Task
Set down all of the data that follows word for word, without the images.

[Saved entries]
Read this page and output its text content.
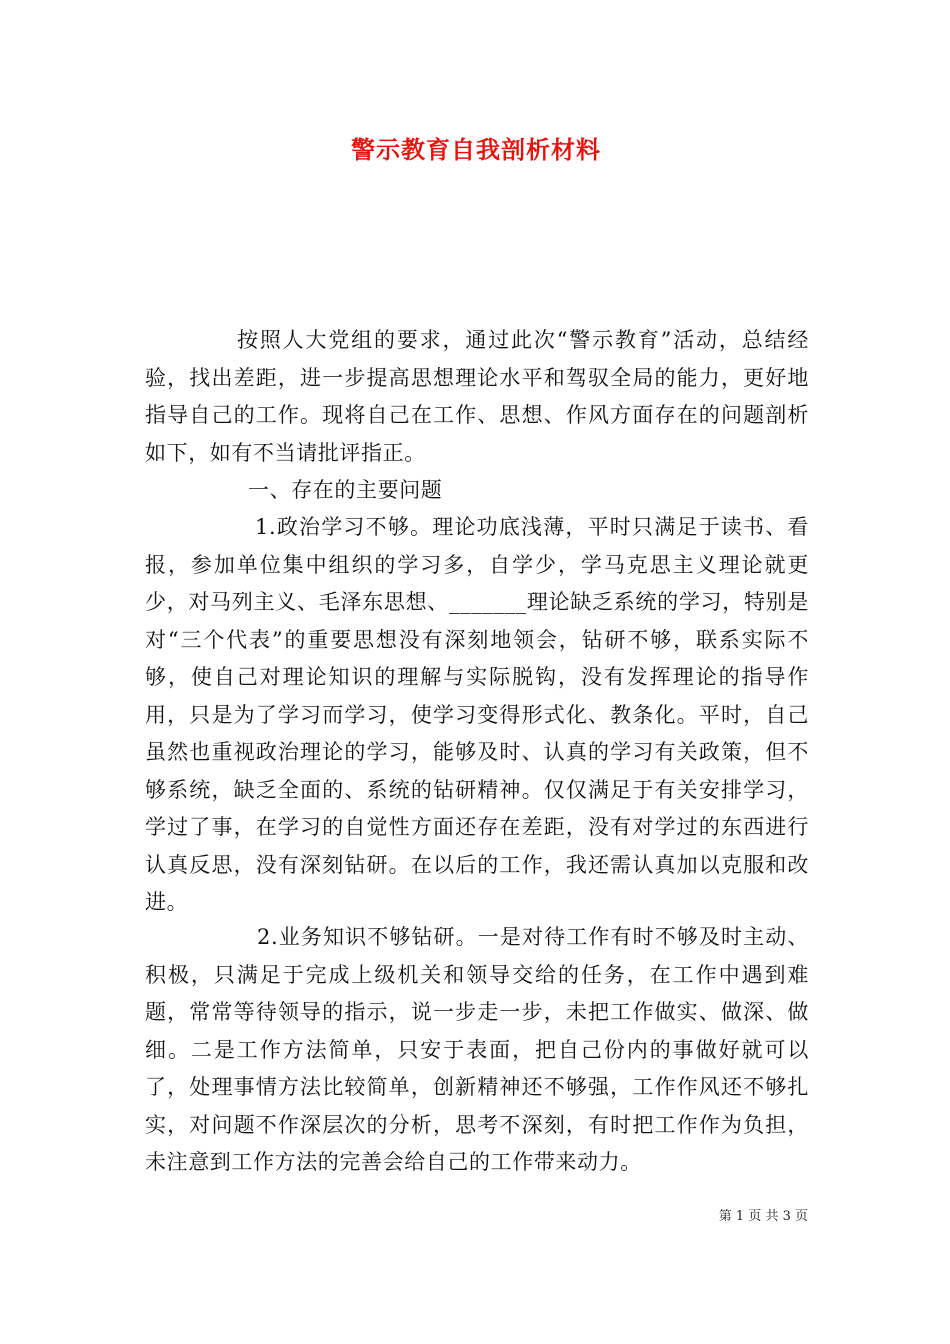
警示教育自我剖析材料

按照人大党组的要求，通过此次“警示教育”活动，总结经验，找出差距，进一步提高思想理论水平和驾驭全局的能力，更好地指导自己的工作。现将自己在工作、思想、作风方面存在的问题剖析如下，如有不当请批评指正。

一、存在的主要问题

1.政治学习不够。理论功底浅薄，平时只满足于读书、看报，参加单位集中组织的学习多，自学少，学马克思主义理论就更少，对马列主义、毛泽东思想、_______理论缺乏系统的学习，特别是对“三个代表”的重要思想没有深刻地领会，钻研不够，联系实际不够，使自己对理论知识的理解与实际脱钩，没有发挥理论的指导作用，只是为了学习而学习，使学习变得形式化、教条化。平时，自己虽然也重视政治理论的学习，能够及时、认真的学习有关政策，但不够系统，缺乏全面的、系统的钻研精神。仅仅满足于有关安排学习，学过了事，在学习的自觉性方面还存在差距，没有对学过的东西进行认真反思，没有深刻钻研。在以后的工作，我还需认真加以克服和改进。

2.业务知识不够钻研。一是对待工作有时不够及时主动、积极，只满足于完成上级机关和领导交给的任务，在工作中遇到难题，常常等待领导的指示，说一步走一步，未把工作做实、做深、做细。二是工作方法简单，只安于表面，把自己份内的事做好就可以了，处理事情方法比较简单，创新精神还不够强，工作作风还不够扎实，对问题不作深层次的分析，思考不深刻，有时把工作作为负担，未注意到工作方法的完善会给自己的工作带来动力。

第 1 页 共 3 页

Finished exercise
Read this page and output its text content.
警示教育自我剖析材料

按照人大党组的要求，通过此次“警示教育”活动，总结经验，找出差距，进一步提高思想理论水平和驾驭全局的能力，更好地指导自己的工作。现将自己在工作、思想、作风方面存在的问题剖析如下，如有不当请批评指正。

一、存在的主要问题

1.政治学习不够。理论功底浅薄，平时只满足于读书、看报，参加单位集中组织的学习多，自学少，学马克思主义理论就更少，对马列主义、毛泽东思想、_______理论缺乏系统的学习，特别是对“三个代表”的重要思想没有深刻地领会，钻研不够，联系实际不够，使自己对理论知识的理解与实际脱钩，没有发挥理论的指导作用，只是为了学习而学习，使学习变得形式化、教条化。平时，自己虽然也重视政治理论的学习，能够及时、认真的学习有关政策，但不够系统，缺乏全面的、系统的钻研精神。仅仅满足于有关安排学习，学过了事，在学习的自觉性方面还存在差距，没有对学过的东西进行认真反思，没有深刻钻研。在以后的工作，我还需认真加以克服和改进。

2.业务知识不够钻研。一是对待工作有时不够及时主动、积极，只满足于完成上级机关和领导交给的任务，在工作中遇到难题，常常等待领导的指示，说一步走一步，未把工作做实、做深、做细。二是工作方法简单，只安于表面，把自己份内的事做好就可以了，处理事情方法比较简单，创新精神还不够强，工作作风还不够扎实，对问题不作深层次的分析，思考不深刻，有时把工作作为负担，未注意到工作方法的完善会给自己的工作带来动力。

第 1 页 共 3 页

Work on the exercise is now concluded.